## Records that describe figures
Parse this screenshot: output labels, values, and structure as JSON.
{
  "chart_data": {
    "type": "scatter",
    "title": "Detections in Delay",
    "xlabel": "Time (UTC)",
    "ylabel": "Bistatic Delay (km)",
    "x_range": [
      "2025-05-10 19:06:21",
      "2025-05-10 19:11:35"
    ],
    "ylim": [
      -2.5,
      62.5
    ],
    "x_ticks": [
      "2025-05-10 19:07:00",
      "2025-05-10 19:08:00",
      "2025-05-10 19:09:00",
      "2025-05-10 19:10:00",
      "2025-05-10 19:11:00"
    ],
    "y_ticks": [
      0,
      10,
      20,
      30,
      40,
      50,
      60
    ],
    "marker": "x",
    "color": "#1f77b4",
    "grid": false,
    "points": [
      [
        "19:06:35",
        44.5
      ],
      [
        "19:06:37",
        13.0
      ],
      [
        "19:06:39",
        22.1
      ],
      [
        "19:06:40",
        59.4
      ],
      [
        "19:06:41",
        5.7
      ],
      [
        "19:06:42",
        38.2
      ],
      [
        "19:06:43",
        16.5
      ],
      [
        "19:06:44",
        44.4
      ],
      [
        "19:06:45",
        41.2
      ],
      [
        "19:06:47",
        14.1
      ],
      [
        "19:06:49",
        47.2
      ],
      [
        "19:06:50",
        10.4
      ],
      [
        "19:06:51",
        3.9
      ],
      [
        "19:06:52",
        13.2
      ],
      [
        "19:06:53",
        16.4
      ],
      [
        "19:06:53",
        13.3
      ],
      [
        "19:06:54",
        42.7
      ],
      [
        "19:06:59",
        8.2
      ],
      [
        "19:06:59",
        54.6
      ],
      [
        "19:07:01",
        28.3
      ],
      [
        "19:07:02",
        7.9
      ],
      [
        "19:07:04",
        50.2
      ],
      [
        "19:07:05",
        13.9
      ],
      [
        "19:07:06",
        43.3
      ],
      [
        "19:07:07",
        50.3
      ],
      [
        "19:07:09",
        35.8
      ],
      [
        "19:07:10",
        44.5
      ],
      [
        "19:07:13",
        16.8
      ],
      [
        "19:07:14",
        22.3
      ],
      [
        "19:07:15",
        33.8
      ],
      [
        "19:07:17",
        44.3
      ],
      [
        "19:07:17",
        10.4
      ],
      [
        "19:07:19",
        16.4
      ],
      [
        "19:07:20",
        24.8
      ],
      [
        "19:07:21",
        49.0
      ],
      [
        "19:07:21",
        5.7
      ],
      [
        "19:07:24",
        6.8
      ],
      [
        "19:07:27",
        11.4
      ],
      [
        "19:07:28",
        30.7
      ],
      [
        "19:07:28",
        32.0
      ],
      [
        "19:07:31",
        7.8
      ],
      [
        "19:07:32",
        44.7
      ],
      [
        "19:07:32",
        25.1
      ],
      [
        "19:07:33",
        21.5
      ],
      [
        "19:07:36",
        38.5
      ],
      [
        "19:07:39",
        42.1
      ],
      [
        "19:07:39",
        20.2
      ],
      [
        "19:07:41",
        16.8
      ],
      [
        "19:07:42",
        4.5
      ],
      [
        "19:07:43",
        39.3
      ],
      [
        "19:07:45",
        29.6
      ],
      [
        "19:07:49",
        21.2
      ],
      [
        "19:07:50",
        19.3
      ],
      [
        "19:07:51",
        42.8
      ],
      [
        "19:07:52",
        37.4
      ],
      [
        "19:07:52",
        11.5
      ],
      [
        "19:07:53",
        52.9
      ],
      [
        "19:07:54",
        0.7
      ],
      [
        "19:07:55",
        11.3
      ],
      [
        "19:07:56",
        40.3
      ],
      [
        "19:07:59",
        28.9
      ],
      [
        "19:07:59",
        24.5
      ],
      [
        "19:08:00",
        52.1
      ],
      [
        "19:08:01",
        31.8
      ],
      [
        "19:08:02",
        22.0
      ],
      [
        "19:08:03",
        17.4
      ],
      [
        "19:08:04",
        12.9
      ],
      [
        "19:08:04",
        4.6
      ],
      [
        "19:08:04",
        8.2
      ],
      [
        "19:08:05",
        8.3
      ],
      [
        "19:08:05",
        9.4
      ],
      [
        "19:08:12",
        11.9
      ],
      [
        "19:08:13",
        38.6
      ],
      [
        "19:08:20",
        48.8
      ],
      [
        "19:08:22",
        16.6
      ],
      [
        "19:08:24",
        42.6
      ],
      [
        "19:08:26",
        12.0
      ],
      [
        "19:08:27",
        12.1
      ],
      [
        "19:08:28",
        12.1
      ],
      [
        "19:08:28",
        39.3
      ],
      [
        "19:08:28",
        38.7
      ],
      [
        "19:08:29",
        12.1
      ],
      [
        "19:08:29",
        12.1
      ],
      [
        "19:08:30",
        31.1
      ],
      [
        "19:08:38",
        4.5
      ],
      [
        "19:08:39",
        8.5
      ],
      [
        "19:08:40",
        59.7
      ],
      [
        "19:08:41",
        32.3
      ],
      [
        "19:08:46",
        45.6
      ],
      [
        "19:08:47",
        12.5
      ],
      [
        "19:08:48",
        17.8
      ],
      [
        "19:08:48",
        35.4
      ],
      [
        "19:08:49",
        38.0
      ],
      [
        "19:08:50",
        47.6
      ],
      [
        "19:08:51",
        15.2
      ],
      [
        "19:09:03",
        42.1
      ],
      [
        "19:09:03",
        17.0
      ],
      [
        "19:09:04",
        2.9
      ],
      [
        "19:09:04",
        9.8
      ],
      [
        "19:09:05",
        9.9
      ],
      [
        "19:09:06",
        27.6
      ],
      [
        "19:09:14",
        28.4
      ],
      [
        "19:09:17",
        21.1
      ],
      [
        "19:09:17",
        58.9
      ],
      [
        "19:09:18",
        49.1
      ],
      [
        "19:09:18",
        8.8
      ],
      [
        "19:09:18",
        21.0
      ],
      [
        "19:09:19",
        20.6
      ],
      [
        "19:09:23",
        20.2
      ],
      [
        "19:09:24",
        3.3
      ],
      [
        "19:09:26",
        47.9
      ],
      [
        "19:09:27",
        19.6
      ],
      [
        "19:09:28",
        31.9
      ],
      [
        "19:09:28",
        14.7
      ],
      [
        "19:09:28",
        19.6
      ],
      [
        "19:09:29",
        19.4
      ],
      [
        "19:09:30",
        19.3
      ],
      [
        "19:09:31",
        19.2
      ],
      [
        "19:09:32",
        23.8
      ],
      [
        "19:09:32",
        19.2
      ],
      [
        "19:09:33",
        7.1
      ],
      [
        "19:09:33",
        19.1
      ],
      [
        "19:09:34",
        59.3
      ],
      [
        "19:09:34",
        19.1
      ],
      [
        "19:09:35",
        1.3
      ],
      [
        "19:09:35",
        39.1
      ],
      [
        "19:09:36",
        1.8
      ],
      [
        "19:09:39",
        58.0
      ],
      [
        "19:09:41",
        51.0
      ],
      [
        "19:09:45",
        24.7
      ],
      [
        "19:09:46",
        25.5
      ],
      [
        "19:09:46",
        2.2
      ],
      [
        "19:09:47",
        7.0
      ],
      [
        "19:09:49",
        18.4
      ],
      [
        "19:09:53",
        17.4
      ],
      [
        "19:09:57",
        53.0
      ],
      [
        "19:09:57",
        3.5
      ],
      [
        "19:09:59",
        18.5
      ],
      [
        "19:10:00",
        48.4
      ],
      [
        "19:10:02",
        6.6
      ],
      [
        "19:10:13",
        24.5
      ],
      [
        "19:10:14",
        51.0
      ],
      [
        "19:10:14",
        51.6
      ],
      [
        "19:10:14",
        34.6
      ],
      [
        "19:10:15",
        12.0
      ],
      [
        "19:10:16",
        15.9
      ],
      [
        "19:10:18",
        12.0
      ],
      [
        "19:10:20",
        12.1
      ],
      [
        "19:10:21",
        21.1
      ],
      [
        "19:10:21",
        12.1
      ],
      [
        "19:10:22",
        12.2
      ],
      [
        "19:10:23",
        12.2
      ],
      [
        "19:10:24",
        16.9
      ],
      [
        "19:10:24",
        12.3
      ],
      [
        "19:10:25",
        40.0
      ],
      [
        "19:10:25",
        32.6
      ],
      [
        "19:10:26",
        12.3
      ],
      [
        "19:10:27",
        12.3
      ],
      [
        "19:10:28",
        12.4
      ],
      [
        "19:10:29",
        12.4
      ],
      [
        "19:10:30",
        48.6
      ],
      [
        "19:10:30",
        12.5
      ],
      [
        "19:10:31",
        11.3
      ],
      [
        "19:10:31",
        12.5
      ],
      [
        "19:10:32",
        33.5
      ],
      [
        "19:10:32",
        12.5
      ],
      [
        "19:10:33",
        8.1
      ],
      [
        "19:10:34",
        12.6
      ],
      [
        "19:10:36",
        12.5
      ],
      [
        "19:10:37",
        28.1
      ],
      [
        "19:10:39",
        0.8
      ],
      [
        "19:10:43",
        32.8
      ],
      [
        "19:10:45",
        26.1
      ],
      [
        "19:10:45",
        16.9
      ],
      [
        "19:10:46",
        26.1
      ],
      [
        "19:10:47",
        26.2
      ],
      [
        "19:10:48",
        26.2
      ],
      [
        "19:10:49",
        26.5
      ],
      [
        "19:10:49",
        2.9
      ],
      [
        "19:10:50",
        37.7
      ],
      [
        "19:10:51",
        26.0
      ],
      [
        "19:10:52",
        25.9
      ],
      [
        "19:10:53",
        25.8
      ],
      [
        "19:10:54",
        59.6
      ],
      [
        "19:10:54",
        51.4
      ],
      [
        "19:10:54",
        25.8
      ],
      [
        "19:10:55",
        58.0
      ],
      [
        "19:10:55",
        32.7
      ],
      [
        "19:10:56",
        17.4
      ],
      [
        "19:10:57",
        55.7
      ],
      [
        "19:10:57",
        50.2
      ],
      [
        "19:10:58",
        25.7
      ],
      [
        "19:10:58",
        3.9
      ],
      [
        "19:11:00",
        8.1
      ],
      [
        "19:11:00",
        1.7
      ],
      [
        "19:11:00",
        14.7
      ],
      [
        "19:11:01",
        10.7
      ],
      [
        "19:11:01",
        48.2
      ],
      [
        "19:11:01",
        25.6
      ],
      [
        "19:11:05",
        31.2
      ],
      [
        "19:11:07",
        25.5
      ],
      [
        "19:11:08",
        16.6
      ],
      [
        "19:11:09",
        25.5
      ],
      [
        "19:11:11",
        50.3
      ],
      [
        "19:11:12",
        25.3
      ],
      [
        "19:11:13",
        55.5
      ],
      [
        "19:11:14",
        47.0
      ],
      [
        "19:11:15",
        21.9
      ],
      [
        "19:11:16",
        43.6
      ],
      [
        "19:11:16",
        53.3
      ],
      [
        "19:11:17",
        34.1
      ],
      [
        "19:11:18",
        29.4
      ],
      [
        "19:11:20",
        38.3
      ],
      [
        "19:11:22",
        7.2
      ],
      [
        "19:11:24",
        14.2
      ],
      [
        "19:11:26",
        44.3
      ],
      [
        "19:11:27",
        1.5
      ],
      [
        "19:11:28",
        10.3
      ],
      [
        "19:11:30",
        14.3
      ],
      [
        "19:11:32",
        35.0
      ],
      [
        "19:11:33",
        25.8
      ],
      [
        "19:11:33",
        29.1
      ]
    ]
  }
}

## AIM
Check each line above for the word "Delay" and say how many have it, with nothing else.

## TASK RESPONSE
2